[Annotated element entries]
******
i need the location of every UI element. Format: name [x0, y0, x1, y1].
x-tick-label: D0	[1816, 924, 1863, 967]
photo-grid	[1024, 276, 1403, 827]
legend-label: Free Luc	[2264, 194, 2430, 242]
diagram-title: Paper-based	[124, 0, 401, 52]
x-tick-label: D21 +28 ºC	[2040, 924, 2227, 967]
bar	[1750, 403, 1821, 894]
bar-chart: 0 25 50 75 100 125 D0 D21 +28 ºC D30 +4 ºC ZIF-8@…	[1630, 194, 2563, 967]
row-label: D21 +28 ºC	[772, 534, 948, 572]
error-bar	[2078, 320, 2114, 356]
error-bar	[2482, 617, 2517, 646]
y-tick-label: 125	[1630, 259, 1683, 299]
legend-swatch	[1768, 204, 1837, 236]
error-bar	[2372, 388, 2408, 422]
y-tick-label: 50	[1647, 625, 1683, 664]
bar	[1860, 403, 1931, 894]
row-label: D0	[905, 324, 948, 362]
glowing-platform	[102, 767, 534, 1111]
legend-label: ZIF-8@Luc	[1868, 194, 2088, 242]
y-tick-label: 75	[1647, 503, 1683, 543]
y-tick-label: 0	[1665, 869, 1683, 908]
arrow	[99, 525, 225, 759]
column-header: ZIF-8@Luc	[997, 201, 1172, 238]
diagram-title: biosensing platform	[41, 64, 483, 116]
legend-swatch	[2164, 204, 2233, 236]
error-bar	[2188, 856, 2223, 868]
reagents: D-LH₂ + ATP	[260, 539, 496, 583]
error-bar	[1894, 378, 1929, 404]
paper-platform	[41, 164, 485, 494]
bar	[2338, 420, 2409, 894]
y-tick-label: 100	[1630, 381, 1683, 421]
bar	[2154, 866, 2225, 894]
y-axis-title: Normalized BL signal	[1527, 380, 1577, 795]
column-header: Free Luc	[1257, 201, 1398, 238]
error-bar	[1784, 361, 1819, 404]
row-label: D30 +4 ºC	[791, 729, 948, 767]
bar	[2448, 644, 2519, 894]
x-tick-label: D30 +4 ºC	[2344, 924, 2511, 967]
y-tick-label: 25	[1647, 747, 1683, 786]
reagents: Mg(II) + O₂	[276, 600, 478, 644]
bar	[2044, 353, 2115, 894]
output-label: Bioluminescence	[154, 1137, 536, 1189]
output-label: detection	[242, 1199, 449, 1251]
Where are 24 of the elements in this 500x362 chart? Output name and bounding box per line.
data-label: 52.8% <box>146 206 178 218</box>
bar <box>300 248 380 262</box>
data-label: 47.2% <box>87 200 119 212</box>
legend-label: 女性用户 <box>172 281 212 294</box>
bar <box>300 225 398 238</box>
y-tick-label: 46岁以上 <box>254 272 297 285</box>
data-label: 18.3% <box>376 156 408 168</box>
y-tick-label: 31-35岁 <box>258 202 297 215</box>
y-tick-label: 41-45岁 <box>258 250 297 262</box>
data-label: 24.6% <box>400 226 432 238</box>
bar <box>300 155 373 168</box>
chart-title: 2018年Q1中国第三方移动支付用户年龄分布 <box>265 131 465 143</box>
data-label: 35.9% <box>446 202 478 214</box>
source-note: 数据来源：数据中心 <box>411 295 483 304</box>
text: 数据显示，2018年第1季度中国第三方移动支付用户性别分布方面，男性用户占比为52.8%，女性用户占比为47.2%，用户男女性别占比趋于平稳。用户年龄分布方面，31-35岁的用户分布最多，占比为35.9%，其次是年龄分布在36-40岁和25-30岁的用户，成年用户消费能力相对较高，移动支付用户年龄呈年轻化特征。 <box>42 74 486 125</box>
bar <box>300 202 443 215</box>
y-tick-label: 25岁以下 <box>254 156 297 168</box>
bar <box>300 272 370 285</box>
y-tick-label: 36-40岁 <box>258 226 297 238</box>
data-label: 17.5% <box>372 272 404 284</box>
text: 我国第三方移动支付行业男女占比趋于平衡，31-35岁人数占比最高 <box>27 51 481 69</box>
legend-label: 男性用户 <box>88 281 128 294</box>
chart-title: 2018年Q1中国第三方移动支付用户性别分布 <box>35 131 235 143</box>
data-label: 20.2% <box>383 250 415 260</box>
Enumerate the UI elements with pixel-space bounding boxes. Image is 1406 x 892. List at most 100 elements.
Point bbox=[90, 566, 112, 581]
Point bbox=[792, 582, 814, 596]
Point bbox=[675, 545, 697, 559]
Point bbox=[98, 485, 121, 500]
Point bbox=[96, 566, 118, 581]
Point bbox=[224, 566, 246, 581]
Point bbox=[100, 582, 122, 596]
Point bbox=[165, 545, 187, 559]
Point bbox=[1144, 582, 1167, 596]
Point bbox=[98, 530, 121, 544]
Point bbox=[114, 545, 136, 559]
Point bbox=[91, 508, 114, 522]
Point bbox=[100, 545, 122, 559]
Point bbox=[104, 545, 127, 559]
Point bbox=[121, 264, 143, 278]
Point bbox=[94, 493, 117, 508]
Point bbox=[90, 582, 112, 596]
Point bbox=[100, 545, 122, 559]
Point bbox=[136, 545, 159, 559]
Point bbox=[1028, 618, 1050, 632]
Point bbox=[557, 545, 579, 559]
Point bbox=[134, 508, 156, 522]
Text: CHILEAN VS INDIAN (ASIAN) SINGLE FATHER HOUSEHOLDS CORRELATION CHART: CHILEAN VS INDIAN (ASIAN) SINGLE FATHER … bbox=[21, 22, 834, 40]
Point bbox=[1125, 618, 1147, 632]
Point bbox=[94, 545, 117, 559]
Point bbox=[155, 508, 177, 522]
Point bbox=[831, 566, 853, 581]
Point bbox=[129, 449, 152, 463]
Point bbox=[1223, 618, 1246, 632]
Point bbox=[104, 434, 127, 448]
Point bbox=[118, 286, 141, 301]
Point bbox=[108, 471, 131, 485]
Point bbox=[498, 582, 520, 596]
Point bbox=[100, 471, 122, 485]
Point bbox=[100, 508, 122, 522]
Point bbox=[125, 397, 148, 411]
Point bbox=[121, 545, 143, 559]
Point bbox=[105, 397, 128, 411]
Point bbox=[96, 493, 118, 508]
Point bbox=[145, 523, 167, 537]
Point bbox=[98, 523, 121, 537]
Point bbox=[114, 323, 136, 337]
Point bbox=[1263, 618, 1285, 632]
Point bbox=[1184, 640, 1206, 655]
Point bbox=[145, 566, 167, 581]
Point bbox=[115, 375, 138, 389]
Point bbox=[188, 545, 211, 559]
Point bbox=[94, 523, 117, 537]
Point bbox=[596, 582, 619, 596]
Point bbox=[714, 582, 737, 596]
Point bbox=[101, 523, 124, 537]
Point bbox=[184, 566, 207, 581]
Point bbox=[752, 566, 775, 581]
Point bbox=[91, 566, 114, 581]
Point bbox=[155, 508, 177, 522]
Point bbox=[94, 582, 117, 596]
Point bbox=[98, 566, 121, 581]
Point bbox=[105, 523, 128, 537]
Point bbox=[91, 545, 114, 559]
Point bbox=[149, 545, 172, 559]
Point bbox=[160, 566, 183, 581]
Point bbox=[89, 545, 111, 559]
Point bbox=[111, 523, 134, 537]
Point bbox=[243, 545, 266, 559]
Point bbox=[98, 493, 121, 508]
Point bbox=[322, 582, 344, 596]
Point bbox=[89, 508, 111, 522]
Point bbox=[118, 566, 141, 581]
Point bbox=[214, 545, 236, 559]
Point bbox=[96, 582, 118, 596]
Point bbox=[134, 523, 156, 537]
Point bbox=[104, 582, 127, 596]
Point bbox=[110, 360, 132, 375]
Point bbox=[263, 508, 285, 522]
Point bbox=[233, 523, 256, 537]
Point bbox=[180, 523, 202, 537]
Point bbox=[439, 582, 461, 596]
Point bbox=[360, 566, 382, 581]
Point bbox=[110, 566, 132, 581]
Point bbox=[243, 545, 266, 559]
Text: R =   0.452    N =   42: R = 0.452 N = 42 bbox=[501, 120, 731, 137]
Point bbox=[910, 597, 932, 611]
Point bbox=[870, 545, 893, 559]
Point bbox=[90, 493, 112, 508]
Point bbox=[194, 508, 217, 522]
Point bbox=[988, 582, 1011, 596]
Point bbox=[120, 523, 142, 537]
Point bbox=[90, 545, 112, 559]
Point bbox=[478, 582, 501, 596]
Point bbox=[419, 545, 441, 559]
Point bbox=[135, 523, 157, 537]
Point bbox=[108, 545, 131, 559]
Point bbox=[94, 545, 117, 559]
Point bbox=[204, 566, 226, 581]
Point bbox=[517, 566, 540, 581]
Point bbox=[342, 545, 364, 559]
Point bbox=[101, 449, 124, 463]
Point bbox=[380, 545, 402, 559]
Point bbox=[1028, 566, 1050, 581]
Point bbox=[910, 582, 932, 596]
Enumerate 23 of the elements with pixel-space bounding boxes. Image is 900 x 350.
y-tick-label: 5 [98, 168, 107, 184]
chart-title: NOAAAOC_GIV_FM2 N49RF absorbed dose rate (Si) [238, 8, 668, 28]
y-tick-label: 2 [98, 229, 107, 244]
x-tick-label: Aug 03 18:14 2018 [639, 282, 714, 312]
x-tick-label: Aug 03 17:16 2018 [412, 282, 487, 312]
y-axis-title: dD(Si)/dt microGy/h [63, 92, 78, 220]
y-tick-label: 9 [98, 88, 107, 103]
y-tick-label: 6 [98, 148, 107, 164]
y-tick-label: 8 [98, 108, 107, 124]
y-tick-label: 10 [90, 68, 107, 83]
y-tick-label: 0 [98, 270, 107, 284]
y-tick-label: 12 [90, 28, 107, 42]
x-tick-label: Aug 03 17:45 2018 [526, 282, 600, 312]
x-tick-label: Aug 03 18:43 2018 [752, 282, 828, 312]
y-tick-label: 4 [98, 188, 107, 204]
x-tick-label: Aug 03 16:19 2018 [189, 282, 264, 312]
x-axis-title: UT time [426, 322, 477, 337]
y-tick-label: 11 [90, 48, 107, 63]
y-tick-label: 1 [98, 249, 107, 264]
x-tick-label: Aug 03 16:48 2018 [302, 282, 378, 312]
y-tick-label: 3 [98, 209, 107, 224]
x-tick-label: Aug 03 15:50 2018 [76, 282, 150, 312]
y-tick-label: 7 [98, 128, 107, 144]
******
Direction
Pull out each line of the material that contains the string "platform", matching case.

Correct response
glowing-platform	[102, 767, 534, 1111]
diagram-title: biosensing platform	[41, 64, 483, 116]
paper-platform	[41, 164, 485, 494]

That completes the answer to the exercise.